Output the full listing below exactly as it reads, and skip anything that is a picture.
=-=-=
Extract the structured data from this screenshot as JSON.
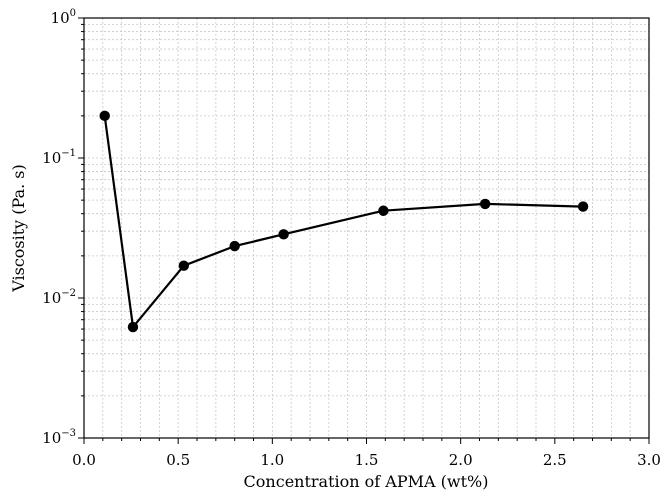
{
  "chart_data": {
    "type": "line",
    "title": "",
    "xlabel": "Concentration of APMA (wt%)",
    "ylabel": "Viscosity (Pa. s)",
    "xlim": [
      0.0,
      3.0
    ],
    "ylim": [
      0.001,
      1
    ],
    "yscale": "log",
    "grid": true,
    "x_ticks": [
      "0.0",
      "0.5",
      "1.0",
      "1.5",
      "2.0",
      "2.5",
      "3.0"
    ],
    "y_ticks": [
      {
        "base": "10",
        "exp": "0",
        "value": 1
      },
      {
        "base": "10",
        "exp": "−1",
        "value": 0.1
      },
      {
        "base": "10",
        "exp": "−2",
        "value": 0.01
      },
      {
        "base": "10",
        "exp": "−3",
        "value": 0.001
      }
    ],
    "series": [
      {
        "x": [
          0.11,
          0.26,
          0.53,
          0.8,
          1.06,
          1.59,
          2.13,
          2.65
        ],
        "y": [
          0.2,
          0.0062,
          0.017,
          0.0235,
          0.0285,
          0.042,
          0.047,
          0.045
        ],
        "color": "#000000",
        "marker": "circle"
      }
    ]
  }
}
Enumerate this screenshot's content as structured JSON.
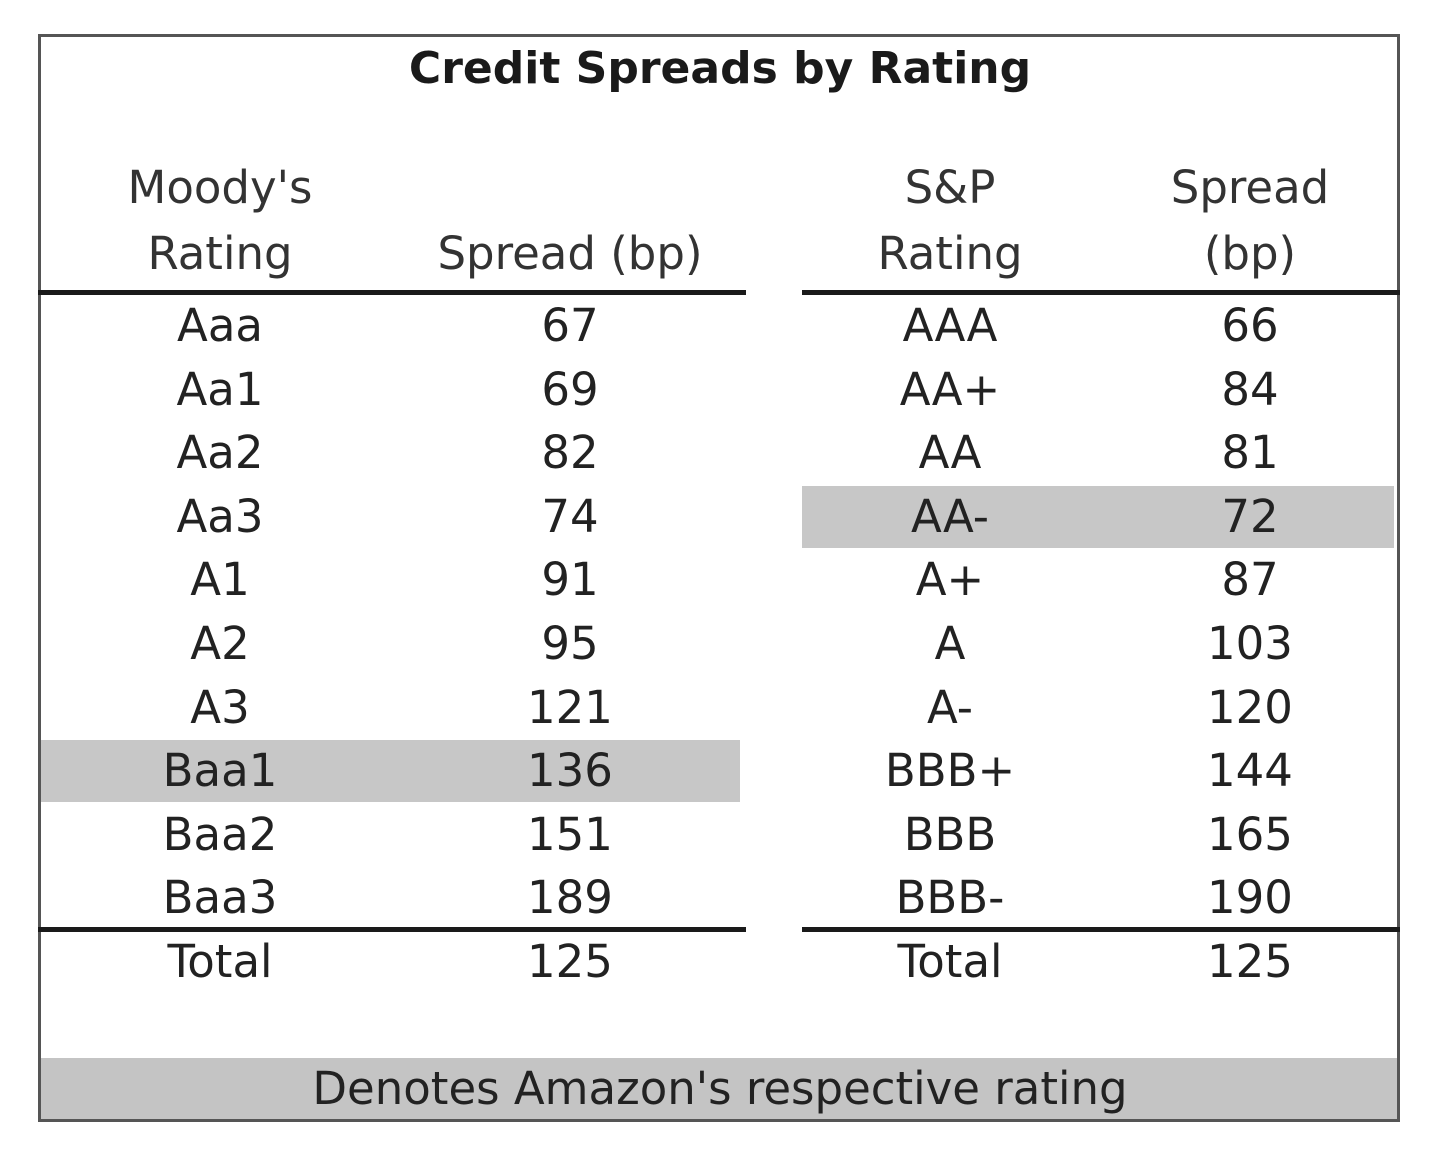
{
  "title": "Credit Spreads by Rating",
  "moodys": {
    "header_rating_line1": "Moody's",
    "header_rating_line2": "Rating",
    "header_spread": "Spread (bp)",
    "rows": [
      {
        "rating": "Aaa",
        "spread": "67"
      },
      {
        "rating": "Aa1",
        "spread": "69"
      },
      {
        "rating": "Aa2",
        "spread": "82"
      },
      {
        "rating": "Aa3",
        "spread": "74"
      },
      {
        "rating": "A1",
        "spread": "91"
      },
      {
        "rating": "A2",
        "spread": "95"
      },
      {
        "rating": "A3",
        "spread": "121"
      },
      {
        "rating": "Baa1",
        "spread": "136"
      },
      {
        "rating": "Baa2",
        "spread": "151"
      },
      {
        "rating": "Baa3",
        "spread": "189"
      }
    ],
    "highlight_index": 7,
    "total_label": "Total",
    "total_value": "125"
  },
  "sp": {
    "header_rating_line1": "S&P",
    "header_rating_line2": "Rating",
    "header_spread_line1": "Spread",
    "header_spread_line2": "(bp)",
    "rows": [
      {
        "rating": "AAA",
        "spread": "66"
      },
      {
        "rating": "AA+",
        "spread": "84"
      },
      {
        "rating": "AA",
        "spread": "81"
      },
      {
        "rating": "AA-",
        "spread": "72"
      },
      {
        "rating": "A+",
        "spread": "87"
      },
      {
        "rating": "A",
        "spread": "103"
      },
      {
        "rating": "A-",
        "spread": "120"
      },
      {
        "rating": "BBB+",
        "spread": "144"
      },
      {
        "rating": "BBB",
        "spread": "165"
      },
      {
        "rating": "BBB-",
        "spread": "190"
      }
    ],
    "highlight_index": 3,
    "total_label": "Total",
    "total_value": "125"
  },
  "legend": "Denotes Amazon's respective rating",
  "colors": {
    "highlight": "#c7c7c7",
    "border": "#555555",
    "rule": "#1a1a1a"
  }
}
=-=-=
* Response:
Extract the structured data from this screenshot as JSON.
{
  "chart_data": {
    "type": "line",
    "title": "",
    "xlabel": "Concentration of APMA (wt%)",
    "ylabel": "Viscosity (Pa. s)",
    "xlim": [
      0.0,
      3.0
    ],
    "ylim": [
      0.001,
      1
    ],
    "yscale": "log",
    "grid": true,
    "x_ticks": [
      "0.0",
      "0.5",
      "1.0",
      "1.5",
      "2.0",
      "2.5",
      "3.0"
    ],
    "y_ticks": [
      {
        "base": "10",
        "exp": "0",
        "value": 1
      },
      {
        "base": "10",
        "exp": "−1",
        "value": 0.1
      },
      {
        "base": "10",
        "exp": "−2",
        "value": 0.01
      },
      {
        "base": "10",
        "exp": "−3",
        "value": 0.001
      }
    ],
    "series": [
      {
        "x": [
          0.11,
          0.26,
          0.53,
          0.8,
          1.06,
          1.59,
          2.13,
          2.65
        ],
        "y": [
          0.2,
          0.0062,
          0.017,
          0.0235,
          0.0285,
          0.042,
          0.047,
          0.045
        ],
        "color": "#000000",
        "marker": "circle"
      }
    ]
  }
}
Enumerate this screenshot's content as structured JSON.
{
  "title": "Credit Spreads by Rating",
  "moodys": {
    "header_rating_line1": "Moody's",
    "header_rating_line2": "Rating",
    "header_spread": "Spread (bp)",
    "rows": [
      {
        "rating": "Aaa",
        "spread": "67"
      },
      {
        "rating": "Aa1",
        "spread": "69"
      },
      {
        "rating": "Aa2",
        "spread": "82"
      },
      {
        "rating": "Aa3",
        "spread": "74"
      },
      {
        "rating": "A1",
        "spread": "91"
      },
      {
        "rating": "A2",
        "spread": "95"
      },
      {
        "rating": "A3",
        "spread": "121"
      },
      {
        "rating": "Baa1",
        "spread": "136"
      },
      {
        "rating": "Baa2",
        "spread": "151"
      },
      {
        "rating": "Baa3",
        "spread": "189"
      }
    ],
    "highlight_index": 7,
    "total_label": "Total",
    "total_value": "125"
  },
  "sp": {
    "header_rating_line1": "S&P",
    "header_rating_line2": "Rating",
    "header_spread_line1": "Spread",
    "header_spread_line2": "(bp)",
    "rows": [
      {
        "rating": "AAA",
        "spread": "66"
      },
      {
        "rating": "AA+",
        "spread": "84"
      },
      {
        "rating": "AA",
        "spread": "81"
      },
      {
        "rating": "AA-",
        "spread": "72"
      },
      {
        "rating": "A+",
        "spread": "87"
      },
      {
        "rating": "A",
        "spread": "103"
      },
      {
        "rating": "A-",
        "spread": "120"
      },
      {
        "rating": "BBB+",
        "spread": "144"
      },
      {
        "rating": "BBB",
        "spread": "165"
      },
      {
        "rating": "BBB-",
        "spread": "190"
      }
    ],
    "highlight_index": 3,
    "total_label": "Total",
    "total_value": "125"
  },
  "legend": "Denotes Amazon's respective rating",
  "colors": {
    "highlight": "#c7c7c7",
    "border": "#555555",
    "rule": "#1a1a1a"
  }
}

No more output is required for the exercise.